Saved entries:

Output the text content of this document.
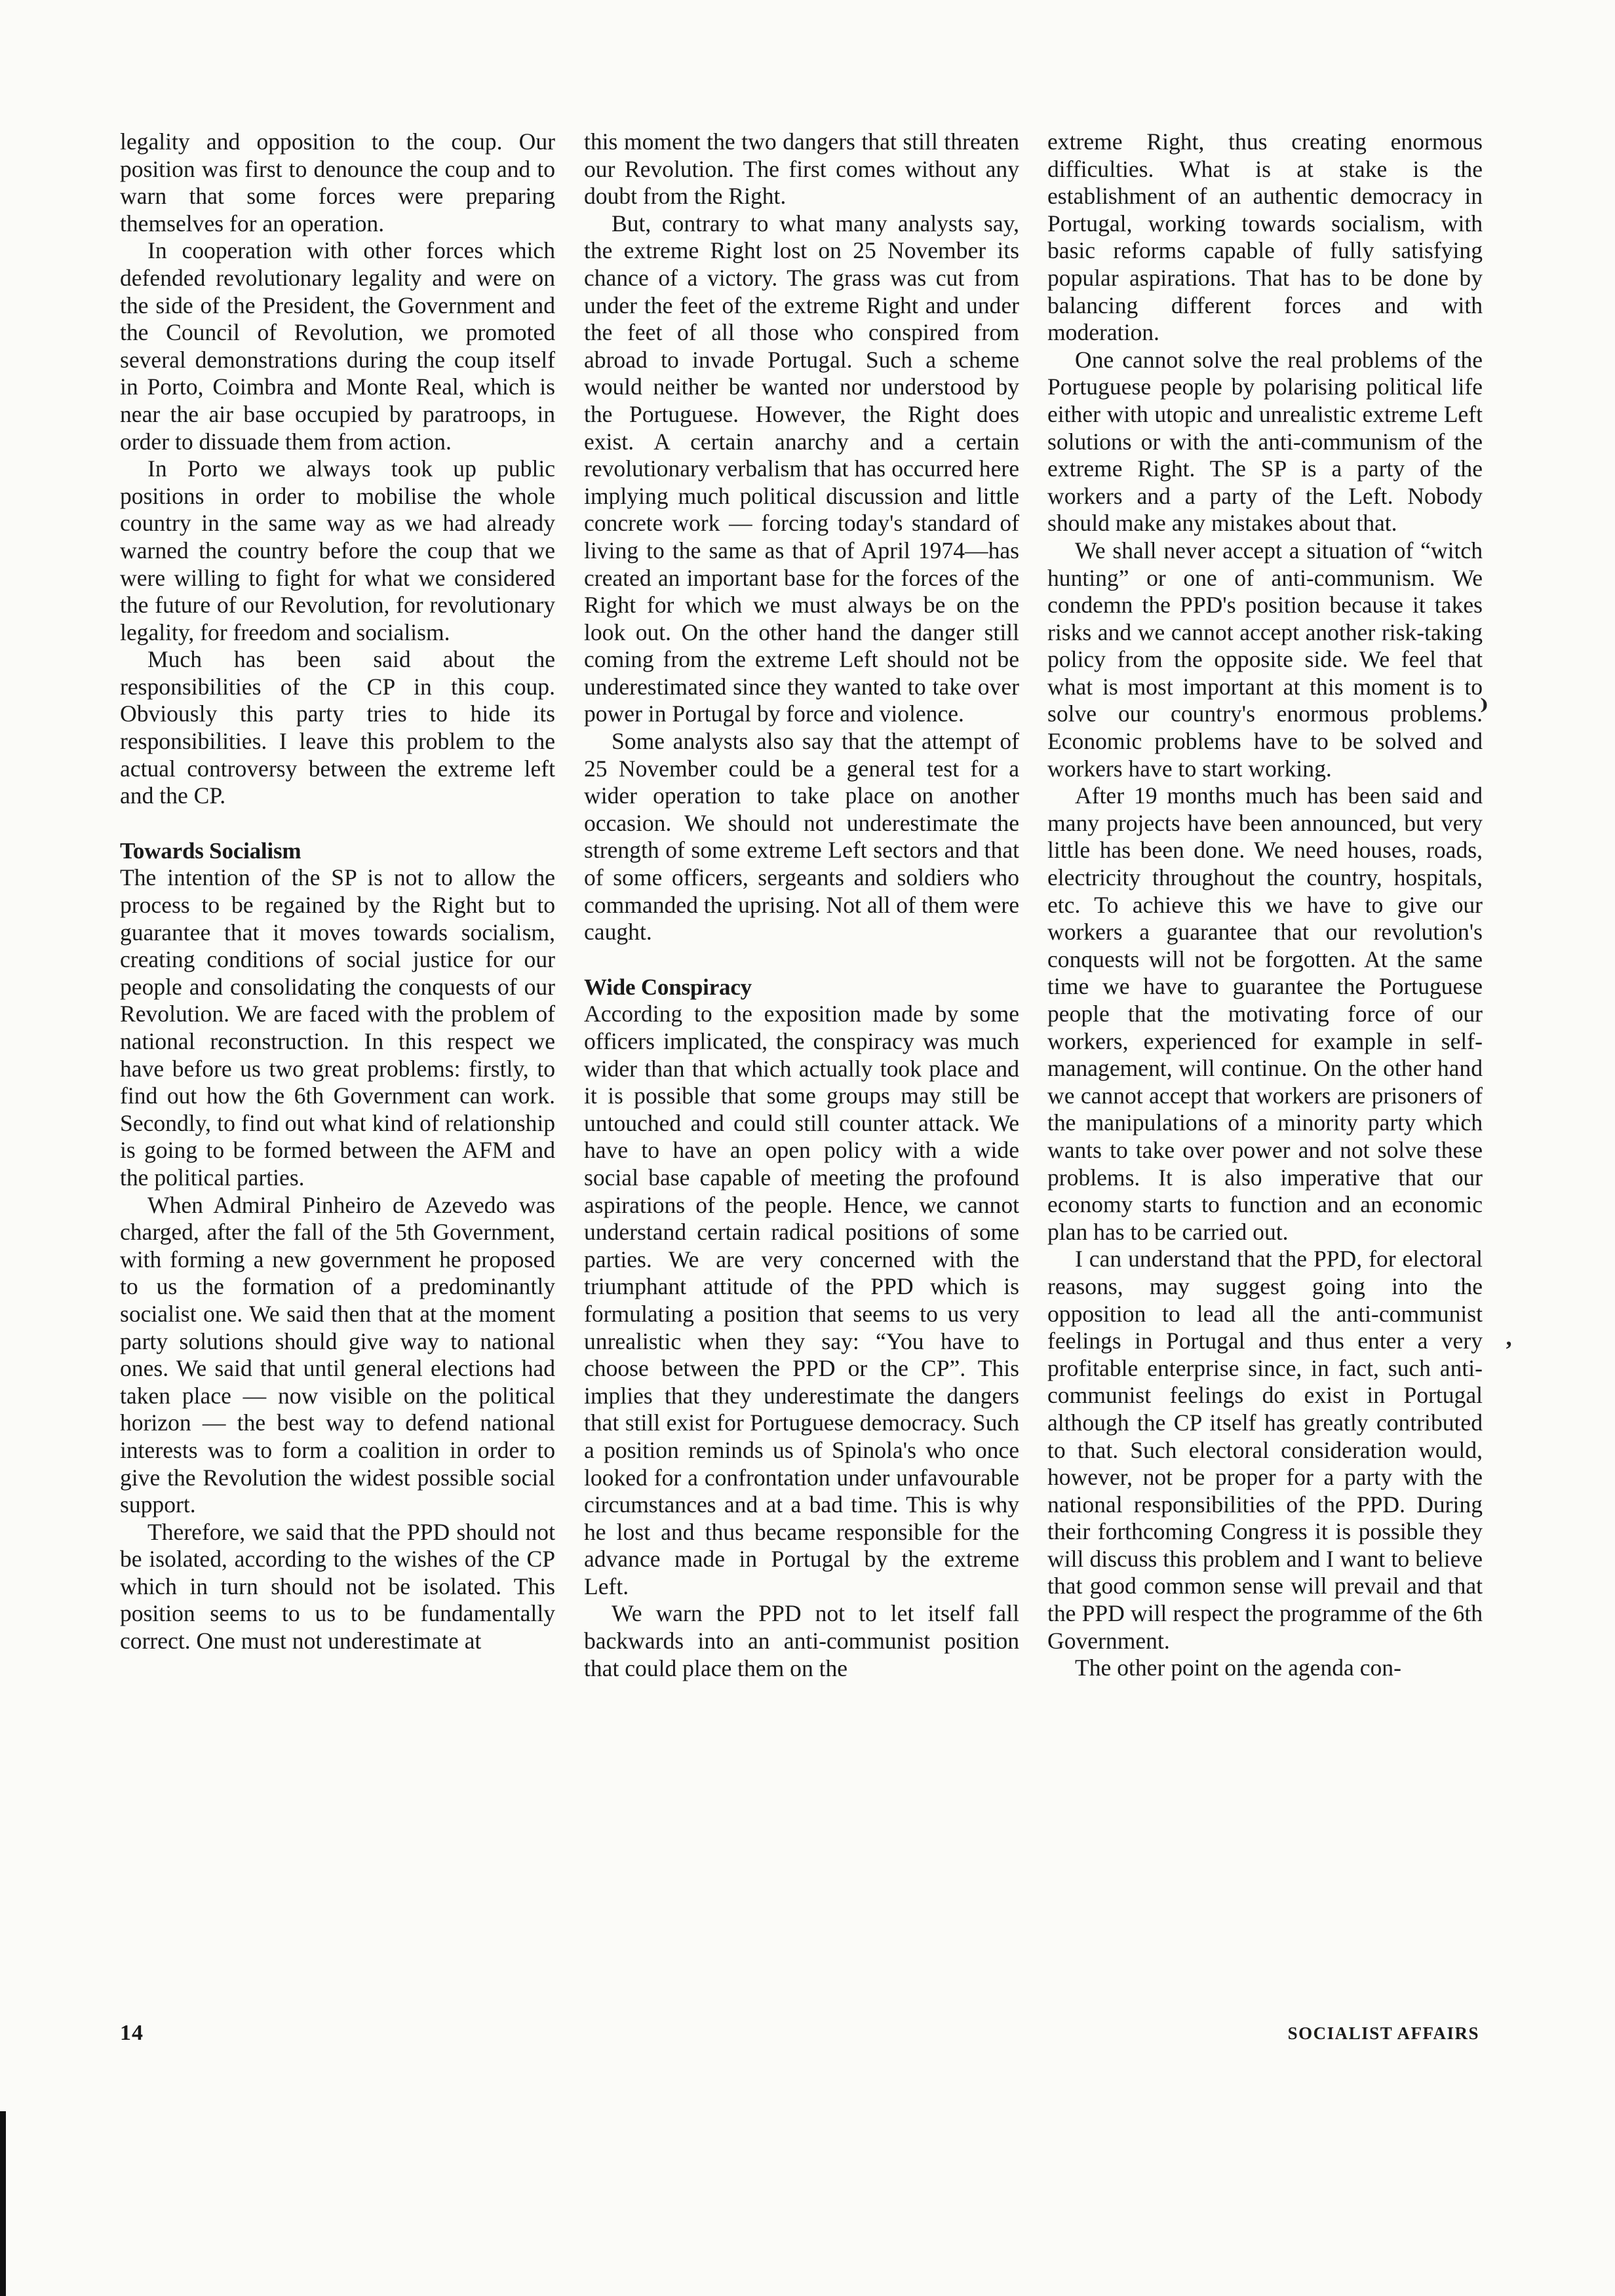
legality and opposition to the coup. Our position was first to denounce the coup and to warn that some forces were preparing themselves for an operation.

In cooperation with other forces which defended revolutionary legality and were on the side of the President, the Government and the Council of Revolution, we promoted several demonstrations during the coup itself in Porto, Coimbra and Monte Real, which is near the air base occupied by paratroops, in order to dissuade them from action.

In Porto we always took up public positions in order to mobilise the whole country in the same way as we had already warned the country before the coup that we were willing to fight for what we considered the future of our Revolution, for revolutionary legality, for freedom and socialism.

Much has been said about the responsibilities of the CP in this coup. Obviously this party tries to hide its responsibilities. I leave this problem to the actual controversy between the extreme left and the CP.

Towards Socialism

The intention of the SP is not to allow the process to be regained by the Right but to guarantee that it moves towards socialism, creating conditions of social justice for our people and consolidating the conquests of our Revolution. We are faced with the problem of national reconstruction. In this respect we have before us two great problems: firstly, to find out how the 6th Government can work. Secondly, to find out what kind of relationship is going to be formed between the AFM and the political parties.

When Admiral Pinheiro de Azevedo was charged, after the fall of the 5th Government, with forming a new government he proposed to us the formation of a predominantly socialist one. We said then that at the moment party solutions should give way to national ones. We said that until general elections had taken place — now visible on the political horizon — the best way to defend national interests was to form a coalition in order to give the Revolution the widest possible social support.

Therefore, we said that the PPD should not be isolated, according to the wishes of the CP which in turn should not be isolated. This position seems to us to be fundamentally correct. One must not underestimate at

this moment the two dangers that still threaten our Revolution. The first comes without any doubt from the Right.

But, contrary to what many analysts say, the extreme Right lost on 25 November its chance of a victory. The grass was cut from under the feet of the extreme Right and under the feet of all those who conspired from abroad to invade Portugal. Such a scheme would neither be wanted nor understood by the Portuguese. However, the Right does exist. A certain anarchy and a certain revolutionary verbalism that has occurred here implying much political discussion and little concrete work — forcing today's standard of living to the same as that of April 1974—has created an important base for the forces of the Right for which we must always be on the look out. On the other hand the danger still coming from the extreme Left should not be underestimated since they wanted to take over power in Portugal by force and violence.

Some analysts also say that the attempt of 25 November could be a general test for a wider operation to take place on another occasion. We should not underestimate the strength of some extreme Left sectors and that of some officers, sergeants and soldiers who commanded the uprising. Not all of them were caught.

Wide Conspiracy

According to the exposition made by some officers implicated, the conspiracy was much wider than that which actually took place and it is possible that some groups may still be untouched and could still counter attack. We have to have an open policy with a wide social base capable of meeting the profound aspirations of the people. Hence, we cannot understand certain radical positions of some parties. We are very concerned with the triumphant attitude of the PPD which is formulating a position that seems to us very unrealistic when they say: “You have to choose between the PPD or the CP”. This implies that they underestimate the dangers that still exist for Portuguese democracy. Such a position reminds us of Spinola's who once looked for a confrontation under unfavourable circumstances and at a bad time. This is why he lost and thus became responsible for the advance made in Portugal by the extreme Left.

We warn the PPD not to let itself fall backwards into an anti-communist position that could place them on the

extreme Right, thus creating enormous difficulties. What is at stake is the establishment of an authentic democracy in Portugal, working towards socialism, with basic reforms capable of fully satisfying popular aspirations. That has to be done by balancing different forces and with moderation.

One cannot solve the real problems of the Portuguese people by polarising political life either with utopic and unrealistic extreme Left solutions or with the anti-communism of the extreme Right. The SP is a party of the workers and a party of the Left. Nobody should make any mistakes about that.

We shall never accept a situation of “witch hunting” or one of anti-communism. We condemn the PPD's position because it takes risks and we cannot accept another risk-taking policy from the opposite side. We feel that what is most important at this moment is to solve our country's enormous problems. Economic problems have to be solved and workers have to start working.

After 19 months much has been said and many projects have been announced, but very little has been done. We need houses, roads, electricity throughout the country, hospitals, etc. To achieve this we have to give our workers a guarantee that our revolution's conquests will not be forgotten. At the same time we have to guarantee the Portuguese people that the motivating force of our workers, experienced for example in self-management, will continue. On the other hand we cannot accept that workers are prisoners of the manipulations of a minority party which wants to take over power and not solve these problems. It is also imperative that our economy starts to function and an economic plan has to be carried out.

I can understand that the PPD, for electoral reasons, may suggest going into the opposition to lead all the anti-communist feelings in Portugal and thus enter a very profitable enterprise since, in fact, such anti-communist feelings do exist in Portugal although the CP itself has greatly contributed to that. Such electoral consideration would, however, not be proper for a party with the national responsibilities of the PPD. During their forthcoming Congress it is possible they will discuss this problem and I want to believe that good common sense will prevail and that the PPD will respect the programme of the 6th Government.

The other point on the agenda con-

14	SOCIALIST AFFAIRS
⁾
‚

→ SET PROBLEM: Retype the data above exactly; pictures are not part of the copy.

→ RIGHT ANSWER:
Output the text content of this document.
legality and opposition to the coup. Our position was first to denounce the coup and to warn that some forces were preparing themselves for an operation.

In cooperation with other forces which defended revolutionary legality and were on the side of the President, the Government and the Council of Revolution, we promoted several demonstrations during the coup itself in Porto, Coimbra and Monte Real, which is near the air base occupied by paratroops, in order to dissuade them from action.

In Porto we always took up public positions in order to mobilise the whole country in the same way as we had already warned the country before the coup that we were willing to fight for what we considered the future of our Revolution, for revolutionary legality, for freedom and socialism.

Much has been said about the responsibilities of the CP in this coup. Obviously this party tries to hide its responsibilities. I leave this problem to the actual controversy between the extreme left and the CP.

Towards Socialism

The intention of the SP is not to allow the process to be regained by the Right but to guarantee that it moves towards socialism, creating conditions of social justice for our people and consolidating the conquests of our Revolution. We are faced with the problem of national reconstruction. In this respect we have before us two great problems: firstly, to find out how the 6th Government can work. Secondly, to find out what kind of relationship is going to be formed between the AFM and the political parties.

When Admiral Pinheiro de Azevedo was charged, after the fall of the 5th Government, with forming a new government he proposed to us the formation of a predominantly socialist one. We said then that at the moment party solutions should give way to national ones. We said that until general elections had taken place — now visible on the political horizon — the best way to defend national interests was to form a coalition in order to give the Revolution the widest possible social support.

Therefore, we said that the PPD should not be isolated, according to the wishes of the CP which in turn should not be isolated. This position seems to us to be fundamentally correct. One must not underestimate at

this moment the two dangers that still threaten our Revolution. The first comes without any doubt from the Right.

But, contrary to what many analysts say, the extreme Right lost on 25 November its chance of a victory. The grass was cut from under the feet of the extreme Right and under the feet of all those who conspired from abroad to invade Portugal. Such a scheme would neither be wanted nor understood by the Portuguese. However, the Right does exist. A certain anarchy and a certain revolutionary verbalism that has occurred here implying much political discussion and little concrete work — forcing today's standard of living to the same as that of April 1974—has created an important base for the forces of the Right for which we must always be on the look out. On the other hand the danger still coming from the extreme Left should not be underestimated since they wanted to take over power in Portugal by force and violence.

Some analysts also say that the attempt of 25 November could be a general test for a wider operation to take place on another occasion. We should not underestimate the strength of some extreme Left sectors and that of some officers, sergeants and soldiers who commanded the uprising. Not all of them were caught.

Wide Conspiracy

According to the exposition made by some officers implicated, the conspiracy was much wider than that which actually took place and it is possible that some groups may still be untouched and could still counter attack. We have to have an open policy with a wide social base capable of meeting the profound aspirations of the people. Hence, we cannot understand certain radical positions of some parties. We are very concerned with the triumphant attitude of the PPD which is formulating a position that seems to us very unrealistic when they say: “You have to choose between the PPD or the CP”. This implies that they underestimate the dangers that still exist for Portuguese democracy. Such a position reminds us of Spinola's who once looked for a confrontation under unfavourable circumstances and at a bad time. This is why he lost and thus became responsible for the advance made in Portugal by the extreme Left.

We warn the PPD not to let itself fall backwards into an anti-communist position that could place them on the

extreme Right, thus creating enormous difficulties. What is at stake is the establishment of an authentic democracy in Portugal, working towards socialism, with basic reforms capable of fully satisfying popular aspirations. That has to be done by balancing different forces and with moderation.

One cannot solve the real problems of the Portuguese people by polarising political life either with utopic and unrealistic extreme Left solutions or with the anti-communism of the extreme Right. The SP is a party of the workers and a party of the Left. Nobody should make any mistakes about that.

We shall never accept a situation of “witch hunting” or one of anti-communism. We condemn the PPD's position because it takes risks and we cannot accept another risk-taking policy from the opposite side. We feel that what is most important at this moment is to solve our country's enormous problems. Economic problems have to be solved and workers have to start working.

After 19 months much has been said and many projects have been announced, but very little has been done. We need houses, roads, electricity throughout the country, hospitals, etc. To achieve this we have to give our workers a guarantee that our revolution's conquests will not be forgotten. At the same time we have to guarantee the Portuguese people that the motivating force of our workers, experienced for example in self-management, will continue. On the other hand we cannot accept that workers are prisoners of the manipulations of a minority party which wants to take over power and not solve these problems. It is also imperative that our economy starts to function and an economic plan has to be carried out.

I can understand that the PPD, for electoral reasons, may suggest going into the opposition to lead all the anti-communist feelings in Portugal and thus enter a very profitable enterprise since, in fact, such anti-communist feelings do exist in Portugal although the CP itself has greatly contributed to that. Such electoral consideration would, however, not be proper for a party with the national responsibilities of the PPD. During their forthcoming Congress it is possible they will discuss this problem and I want to believe that good common sense will prevail and that the PPD will respect the programme of the 6th Government.

The other point on the agenda con-

14	SOCIALIST AFFAIRS
⁾
‚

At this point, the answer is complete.